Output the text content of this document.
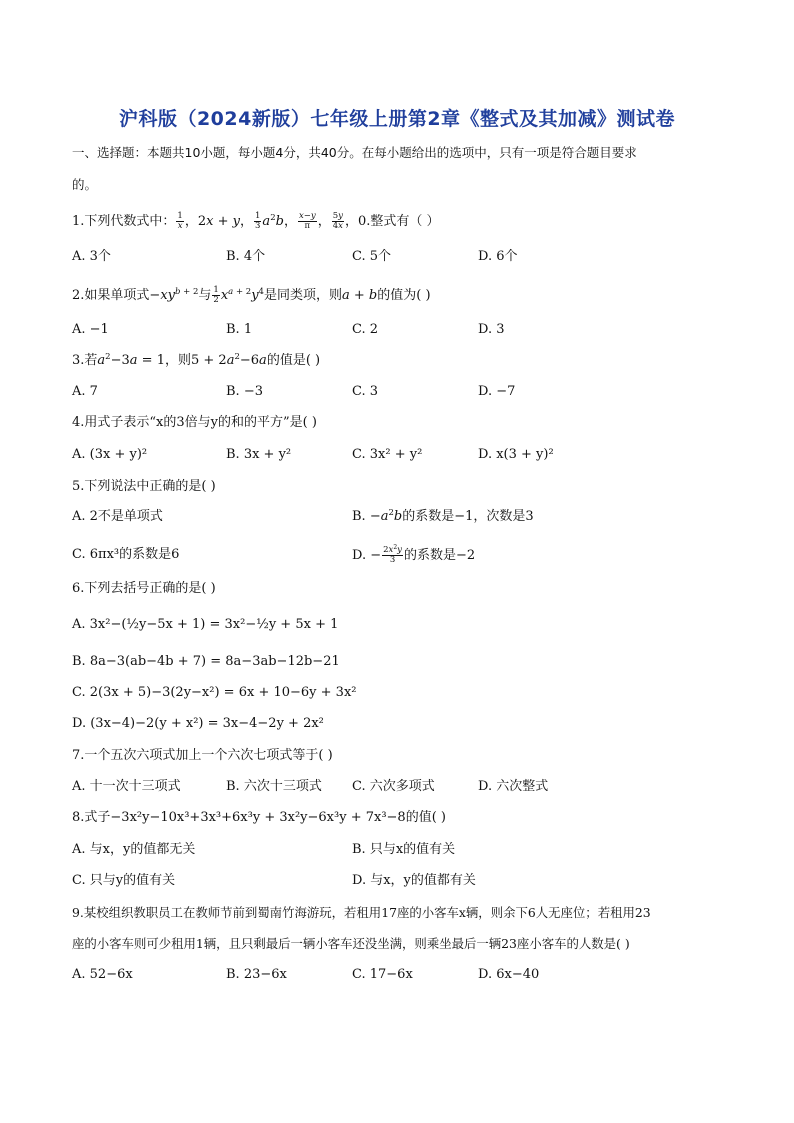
沪科版（2024新版）七年级上册第2章《整式及其加减》测试卷
一、选择题：本题共10小题，每小题4分，共40分。在每小题给出的选项中，只有一项是符合题目要求
的。
1.下列代数式中： $\frac{1}{x}$ ，2x + y， $\frac{1}{3} a^2b$， $\frac{x-y}{\pi}$ ， $\frac{5y}{4x}$ ，0.整式有（ ）
A. 3个	B. 4个	C. 5个	D. 6个
2.如果单项式$-xy^{b + 2}$与 $\frac{1}{2} x^{a + 2}y^4$是同类项，则a + b的值为( )
A. −1	B. 1	C. 2	D. 3
3.若$a^2-3a = 1$，则$5 + 2a^2-6a$的值是( )
A. 7	B. −3	C. 3	D. −7
4.用式子表示“x的3倍与y的和的平方”是( )
A. (3x + y)²	B. 3x + y²	C. 3x² + y²	D. x(3 + y)²
5.下列说法中正确的是( )
A. 2不是单项式	B. $-a^2b$的系数是−1，次数是3
C. 6πx³的系数是6	D. − $\frac{2x^2y}{3}$ 的系数是−2
6.下列去括号正确的是( )
A. 3x²−(½y−5x + 1) = 3x²−½y + 5x + 1
B. 8a−3(ab−4b + 7) = 8a−3ab−12b−21
C. 2(3x + 5)−3(2y−x²) = 6x + 10−6y + 3x²
D. (3x−4)−2(y + x²) = 3x−4−2y + 2x²
7.一个五次六项式加上一个六次七项式等于( )
A. 十一次十三项式	B. 六次十三项式 C. 六次多项式	D. 六次整式
8.式子−3x²y−10x³+3x³+6x³y + 3x²y−6x³y + 7x³−8的值( )
A. 与x，y的值都无关	B. 只与x的值有关
C. 只与y的值有关	D. 与x，y的值都有关
9.某校组织教职员工在教师节前到蜀南竹海游玩，若租用17座的小客车x辆，则余下6人无座位；若租用23
座的小客车则可少租用1辆，且只剩最后一辆小客车还没坐满，则乘坐最后一辆23座小客车的人数是( )
A. 52−6x	B. 23−6x	C. 17−6x	D. 6x−40
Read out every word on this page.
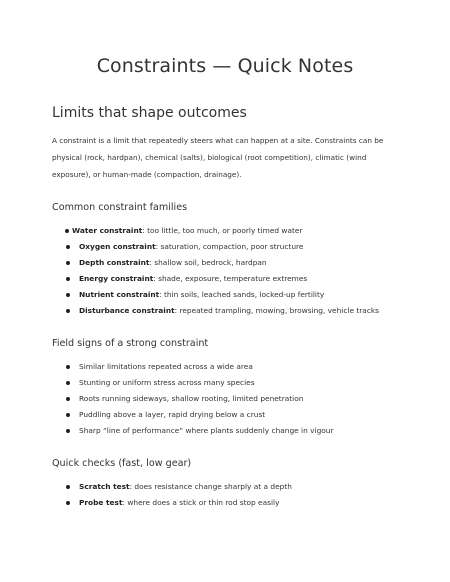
Constraints — Quick Notes
Limits that shape outcomes

A constraint is a limit that repeatedly steers what can happen at a site. Constraints can be physical (rock, hardpan), chemical (salts), biological (root competition), climatic (wind exposure), or human-made (compaction, drainage).

Common constraint families
Water constraint: too little, too much, or poorly timed water
Oxygen constraint: saturation, compaction, poor structure
Depth constraint: shallow soil, bedrock, hardpan
Energy constraint: shade, exposure, temperature extremes
Nutrient constraint: thin soils, leached sands, locked-up fertility
Disturbance constraint: repeated trampling, mowing, browsing, vehicle tracks
Field signs of a strong constraint
Similar limitations repeated across a wide area
Stunting or uniform stress across many species
Roots running sideways, shallow rooting, limited penetration
Puddling above a layer, rapid drying below a crust
Sharp “line of performance” where plants suddenly change in vigour
Quick checks (fast, low gear)
Scratch test: does resistance change sharply at a depth
Probe test: where does a stick or thin rod stop easily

◆ ◆ ◆

■ STATED TASK ■
From the listing above, copy out each line where the word "shallow" appears.

■ CORRECT OUTPUT ■
Depth constraint: shallow soil, bedrock, hardpan
Roots running sideways, shallow rooting, limited penetration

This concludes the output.